● Exercise brief:
Extract the full listing below without altering a single character.

[Start of Data shown]

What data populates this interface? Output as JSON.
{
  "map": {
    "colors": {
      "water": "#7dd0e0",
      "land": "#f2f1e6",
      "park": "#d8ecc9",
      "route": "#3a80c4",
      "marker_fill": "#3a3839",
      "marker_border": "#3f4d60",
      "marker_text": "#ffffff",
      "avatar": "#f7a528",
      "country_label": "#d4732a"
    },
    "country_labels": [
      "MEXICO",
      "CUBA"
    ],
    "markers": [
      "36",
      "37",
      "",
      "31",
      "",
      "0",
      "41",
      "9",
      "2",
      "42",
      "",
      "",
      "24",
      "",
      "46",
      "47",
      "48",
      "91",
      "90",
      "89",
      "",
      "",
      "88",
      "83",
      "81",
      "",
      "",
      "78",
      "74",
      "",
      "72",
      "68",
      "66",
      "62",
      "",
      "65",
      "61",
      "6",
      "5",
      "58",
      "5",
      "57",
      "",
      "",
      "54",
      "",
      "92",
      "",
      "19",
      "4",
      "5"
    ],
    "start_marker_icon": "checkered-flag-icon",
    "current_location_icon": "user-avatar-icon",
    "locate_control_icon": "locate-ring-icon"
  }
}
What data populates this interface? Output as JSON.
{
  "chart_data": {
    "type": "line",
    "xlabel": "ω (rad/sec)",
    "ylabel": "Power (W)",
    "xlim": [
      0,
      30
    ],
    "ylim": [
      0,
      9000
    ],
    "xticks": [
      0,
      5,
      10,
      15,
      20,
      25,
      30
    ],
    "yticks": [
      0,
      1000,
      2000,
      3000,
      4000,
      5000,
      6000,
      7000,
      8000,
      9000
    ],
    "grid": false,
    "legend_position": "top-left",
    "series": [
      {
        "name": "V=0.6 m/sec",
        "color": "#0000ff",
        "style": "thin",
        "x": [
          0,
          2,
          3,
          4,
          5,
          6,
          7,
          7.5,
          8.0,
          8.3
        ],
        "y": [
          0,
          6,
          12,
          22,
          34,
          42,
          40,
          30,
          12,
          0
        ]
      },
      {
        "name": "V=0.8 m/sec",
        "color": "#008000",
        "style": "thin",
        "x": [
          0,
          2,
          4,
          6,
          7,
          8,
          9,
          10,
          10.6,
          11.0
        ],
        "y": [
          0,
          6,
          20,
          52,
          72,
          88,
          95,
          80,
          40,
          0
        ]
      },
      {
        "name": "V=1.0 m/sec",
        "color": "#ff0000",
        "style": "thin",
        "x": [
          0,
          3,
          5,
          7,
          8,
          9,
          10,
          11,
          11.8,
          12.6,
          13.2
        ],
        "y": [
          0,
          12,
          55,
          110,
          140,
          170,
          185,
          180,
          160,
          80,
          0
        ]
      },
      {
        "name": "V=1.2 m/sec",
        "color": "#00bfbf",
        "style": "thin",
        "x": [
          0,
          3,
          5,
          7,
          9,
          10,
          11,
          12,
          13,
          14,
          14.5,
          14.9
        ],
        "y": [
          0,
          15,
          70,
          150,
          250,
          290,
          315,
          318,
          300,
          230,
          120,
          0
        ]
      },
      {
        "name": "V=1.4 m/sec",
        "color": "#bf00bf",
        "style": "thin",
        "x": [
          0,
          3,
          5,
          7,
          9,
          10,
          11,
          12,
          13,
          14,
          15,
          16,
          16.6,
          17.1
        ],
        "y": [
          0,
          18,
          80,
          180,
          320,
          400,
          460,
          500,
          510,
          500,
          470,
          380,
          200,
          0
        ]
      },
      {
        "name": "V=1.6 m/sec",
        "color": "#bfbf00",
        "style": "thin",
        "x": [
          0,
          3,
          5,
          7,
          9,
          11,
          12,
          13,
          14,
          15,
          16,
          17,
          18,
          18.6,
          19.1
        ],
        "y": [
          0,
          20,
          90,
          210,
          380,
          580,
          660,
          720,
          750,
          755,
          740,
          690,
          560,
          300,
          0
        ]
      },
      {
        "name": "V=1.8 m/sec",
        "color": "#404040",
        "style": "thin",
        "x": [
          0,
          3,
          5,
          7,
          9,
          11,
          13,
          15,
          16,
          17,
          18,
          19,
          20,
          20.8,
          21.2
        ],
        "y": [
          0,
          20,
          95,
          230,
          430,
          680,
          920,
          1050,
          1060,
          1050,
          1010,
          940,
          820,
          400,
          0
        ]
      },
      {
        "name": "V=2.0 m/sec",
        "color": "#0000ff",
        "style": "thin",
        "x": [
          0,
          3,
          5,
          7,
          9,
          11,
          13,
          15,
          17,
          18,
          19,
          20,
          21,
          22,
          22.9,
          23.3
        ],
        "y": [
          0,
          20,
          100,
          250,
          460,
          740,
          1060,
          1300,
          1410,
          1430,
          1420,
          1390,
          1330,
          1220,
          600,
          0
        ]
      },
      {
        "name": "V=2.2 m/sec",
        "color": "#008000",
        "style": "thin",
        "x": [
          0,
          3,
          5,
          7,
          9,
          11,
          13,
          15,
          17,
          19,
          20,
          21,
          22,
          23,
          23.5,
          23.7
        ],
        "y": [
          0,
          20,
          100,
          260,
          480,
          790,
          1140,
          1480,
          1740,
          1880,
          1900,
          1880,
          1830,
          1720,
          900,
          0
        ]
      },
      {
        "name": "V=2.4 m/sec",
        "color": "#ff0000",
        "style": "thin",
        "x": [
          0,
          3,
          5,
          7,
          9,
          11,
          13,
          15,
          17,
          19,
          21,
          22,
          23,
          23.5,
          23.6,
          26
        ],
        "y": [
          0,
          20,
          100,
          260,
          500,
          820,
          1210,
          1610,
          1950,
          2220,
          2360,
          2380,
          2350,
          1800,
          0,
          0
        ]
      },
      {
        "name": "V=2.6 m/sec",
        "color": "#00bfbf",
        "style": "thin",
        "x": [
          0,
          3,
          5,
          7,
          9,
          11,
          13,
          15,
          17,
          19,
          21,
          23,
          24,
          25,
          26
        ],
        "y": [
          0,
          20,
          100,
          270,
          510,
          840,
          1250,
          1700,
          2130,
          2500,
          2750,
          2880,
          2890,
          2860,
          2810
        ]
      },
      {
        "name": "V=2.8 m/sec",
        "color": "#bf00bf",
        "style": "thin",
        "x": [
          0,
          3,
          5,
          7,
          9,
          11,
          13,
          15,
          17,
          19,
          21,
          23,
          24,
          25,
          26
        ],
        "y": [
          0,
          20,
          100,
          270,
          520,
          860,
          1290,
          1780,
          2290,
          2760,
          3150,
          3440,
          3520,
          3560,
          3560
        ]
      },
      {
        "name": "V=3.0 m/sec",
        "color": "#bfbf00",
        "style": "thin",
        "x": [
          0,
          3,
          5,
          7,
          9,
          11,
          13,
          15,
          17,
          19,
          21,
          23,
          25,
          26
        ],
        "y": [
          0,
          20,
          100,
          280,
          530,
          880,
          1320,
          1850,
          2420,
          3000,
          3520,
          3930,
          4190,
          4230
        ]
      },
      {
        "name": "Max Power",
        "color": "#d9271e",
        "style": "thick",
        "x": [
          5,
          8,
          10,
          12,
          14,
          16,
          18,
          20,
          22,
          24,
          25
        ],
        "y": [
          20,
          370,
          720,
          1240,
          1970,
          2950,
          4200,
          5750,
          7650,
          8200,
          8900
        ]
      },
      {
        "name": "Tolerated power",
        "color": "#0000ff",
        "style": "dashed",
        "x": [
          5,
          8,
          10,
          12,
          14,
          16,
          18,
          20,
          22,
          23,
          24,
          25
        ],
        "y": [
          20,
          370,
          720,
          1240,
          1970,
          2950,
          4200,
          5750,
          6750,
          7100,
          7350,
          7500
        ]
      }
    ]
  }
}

[End of Data shown]

● Written answer:
What data populates this interface? Output as JSON.
{
  "map": {
    "colors": {
      "water": "#7dd0e0",
      "land": "#f2f1e6",
      "park": "#d8ecc9",
      "route": "#3a80c4",
      "marker_fill": "#3a3839",
      "marker_border": "#3f4d60",
      "marker_text": "#ffffff",
      "avatar": "#f7a528",
      "country_label": "#d4732a"
    },
    "country_labels": [
      "MEXICO",
      "CUBA"
    ],
    "markers": [
      "36",
      "37",
      "",
      "31",
      "",
      "0",
      "41",
      "9",
      "2",
      "42",
      "",
      "",
      "24",
      "",
      "46",
      "47",
      "48",
      "91",
      "90",
      "89",
      "",
      "",
      "88",
      "83",
      "81",
      "",
      "",
      "78",
      "74",
      "",
      "72",
      "68",
      "66",
      "62",
      "",
      "65",
      "61",
      "6",
      "5",
      "58",
      "5",
      "57",
      "",
      "",
      "54",
      "",
      "92",
      "",
      "19",
      "4",
      "5"
    ],
    "start_marker_icon": "checkered-flag-icon",
    "current_location_icon": "user-avatar-icon",
    "locate_control_icon": "locate-ring-icon"
  }
}
What data populates this interface? Output as JSON.
{
  "chart_data": {
    "type": "line",
    "xlabel": "ω (rad/sec)",
    "ylabel": "Power (W)",
    "xlim": [
      0,
      30
    ],
    "ylim": [
      0,
      9000
    ],
    "xticks": [
      0,
      5,
      10,
      15,
      20,
      25,
      30
    ],
    "yticks": [
      0,
      1000,
      2000,
      3000,
      4000,
      5000,
      6000,
      7000,
      8000,
      9000
    ],
    "grid": false,
    "legend_position": "top-left",
    "series": [
      {
        "name": "V=0.6 m/sec",
        "color": "#0000ff",
        "style": "thin",
        "x": [
          0,
          2,
          3,
          4,
          5,
          6,
          7,
          7.5,
          8.0,
          8.3
        ],
        "y": [
          0,
          6,
          12,
          22,
          34,
          42,
          40,
          30,
          12,
          0
        ]
      },
      {
        "name": "V=0.8 m/sec",
        "color": "#008000",
        "style": "thin",
        "x": [
          0,
          2,
          4,
          6,
          7,
          8,
          9,
          10,
          10.6,
          11.0
        ],
        "y": [
          0,
          6,
          20,
          52,
          72,
          88,
          95,
          80,
          40,
          0
        ]
      },
      {
        "name": "V=1.0 m/sec",
        "color": "#ff0000",
        "style": "thin",
        "x": [
          0,
          3,
          5,
          7,
          8,
          9,
          10,
          11,
          11.8,
          12.6,
          13.2
        ],
        "y": [
          0,
          12,
          55,
          110,
          140,
          170,
          185,
          180,
          160,
          80,
          0
        ]
      },
      {
        "name": "V=1.2 m/sec",
        "color": "#00bfbf",
        "style": "thin",
        "x": [
          0,
          3,
          5,
          7,
          9,
          10,
          11,
          12,
          13,
          14,
          14.5,
          14.9
        ],
        "y": [
          0,
          15,
          70,
          150,
          250,
          290,
          315,
          318,
          300,
          230,
          120,
          0
        ]
      },
      {
        "name": "V=1.4 m/sec",
        "color": "#bf00bf",
        "style": "thin",
        "x": [
          0,
          3,
          5,
          7,
          9,
          10,
          11,
          12,
          13,
          14,
          15,
          16,
          16.6,
          17.1
        ],
        "y": [
          0,
          18,
          80,
          180,
          320,
          400,
          460,
          500,
          510,
          500,
          470,
          380,
          200,
          0
        ]
      },
      {
        "name": "V=1.6 m/sec",
        "color": "#bfbf00",
        "style": "thin",
        "x": [
          0,
          3,
          5,
          7,
          9,
          11,
          12,
          13,
          14,
          15,
          16,
          17,
          18,
          18.6,
          19.1
        ],
        "y": [
          0,
          20,
          90,
          210,
          380,
          580,
          660,
          720,
          750,
          755,
          740,
          690,
          560,
          300,
          0
        ]
      },
      {
        "name": "V=1.8 m/sec",
        "color": "#404040",
        "style": "thin",
        "x": [
          0,
          3,
          5,
          7,
          9,
          11,
          13,
          15,
          16,
          17,
          18,
          19,
          20,
          20.8,
          21.2
        ],
        "y": [
          0,
          20,
          95,
          230,
          430,
          680,
          920,
          1050,
          1060,
          1050,
          1010,
          940,
          820,
          400,
          0
        ]
      },
      {
        "name": "V=2.0 m/sec",
        "color": "#0000ff",
        "style": "thin",
        "x": [
          0,
          3,
          5,
          7,
          9,
          11,
          13,
          15,
          17,
          18,
          19,
          20,
          21,
          22,
          22.9,
          23.3
        ],
        "y": [
          0,
          20,
          100,
          250,
          460,
          740,
          1060,
          1300,
          1410,
          1430,
          1420,
          1390,
          1330,
          1220,
          600,
          0
        ]
      },
      {
        "name": "V=2.2 m/sec",
        "color": "#008000",
        "style": "thin",
        "x": [
          0,
          3,
          5,
          7,
          9,
          11,
          13,
          15,
          17,
          19,
          20,
          21,
          22,
          23,
          23.5,
          23.7
        ],
        "y": [
          0,
          20,
          100,
          260,
          480,
          790,
          1140,
          1480,
          1740,
          1880,
          1900,
          1880,
          1830,
          1720,
          900,
          0
        ]
      },
      {
        "name": "V=2.4 m/sec",
        "color": "#ff0000",
        "style": "thin",
        "x": [
          0,
          3,
          5,
          7,
          9,
          11,
          13,
          15,
          17,
          19,
          21,
          22,
          23,
          23.5,
          23.6,
          26
        ],
        "y": [
          0,
          20,
          100,
          260,
          500,
          820,
          1210,
          1610,
          1950,
          2220,
          2360,
          2380,
          2350,
          1800,
          0,
          0
        ]
      },
      {
        "name": "V=2.6 m/sec",
        "color": "#00bfbf",
        "style": "thin",
        "x": [
          0,
          3,
          5,
          7,
          9,
          11,
          13,
          15,
          17,
          19,
          21,
          23,
          24,
          25,
          26
        ],
        "y": [
          0,
          20,
          100,
          270,
          510,
          840,
          1250,
          1700,
          2130,
          2500,
          2750,
          2880,
          2890,
          2860,
          2810
        ]
      },
      {
        "name": "V=2.8 m/sec",
        "color": "#bf00bf",
        "style": "thin",
        "x": [
          0,
          3,
          5,
          7,
          9,
          11,
          13,
          15,
          17,
          19,
          21,
          23,
          24,
          25,
          26
        ],
        "y": [
          0,
          20,
          100,
          270,
          520,
          860,
          1290,
          1780,
          2290,
          2760,
          3150,
          3440,
          3520,
          3560,
          3560
        ]
      },
      {
        "name": "V=3.0 m/sec",
        "color": "#bfbf00",
        "style": "thin",
        "x": [
          0,
          3,
          5,
          7,
          9,
          11,
          13,
          15,
          17,
          19,
          21,
          23,
          25,
          26
        ],
        "y": [
          0,
          20,
          100,
          280,
          530,
          880,
          1320,
          1850,
          2420,
          3000,
          3520,
          3930,
          4190,
          4230
        ]
      },
      {
        "name": "Max Power",
        "color": "#d9271e",
        "style": "thick",
        "x": [
          5,
          8,
          10,
          12,
          14,
          16,
          18,
          20,
          22,
          24,
          25
        ],
        "y": [
          20,
          370,
          720,
          1240,
          1970,
          2950,
          4200,
          5750,
          7650,
          8200,
          8900
        ]
      },
      {
        "name": "Tolerated power",
        "color": "#0000ff",
        "style": "dashed",
        "x": [
          5,
          8,
          10,
          12,
          14,
          16,
          18,
          20,
          22,
          23,
          24,
          25
        ],
        "y": [
          20,
          370,
          720,
          1240,
          1970,
          2950,
          4200,
          5750,
          6750,
          7100,
          7350,
          7500
        ]
      }
    ]
  }
}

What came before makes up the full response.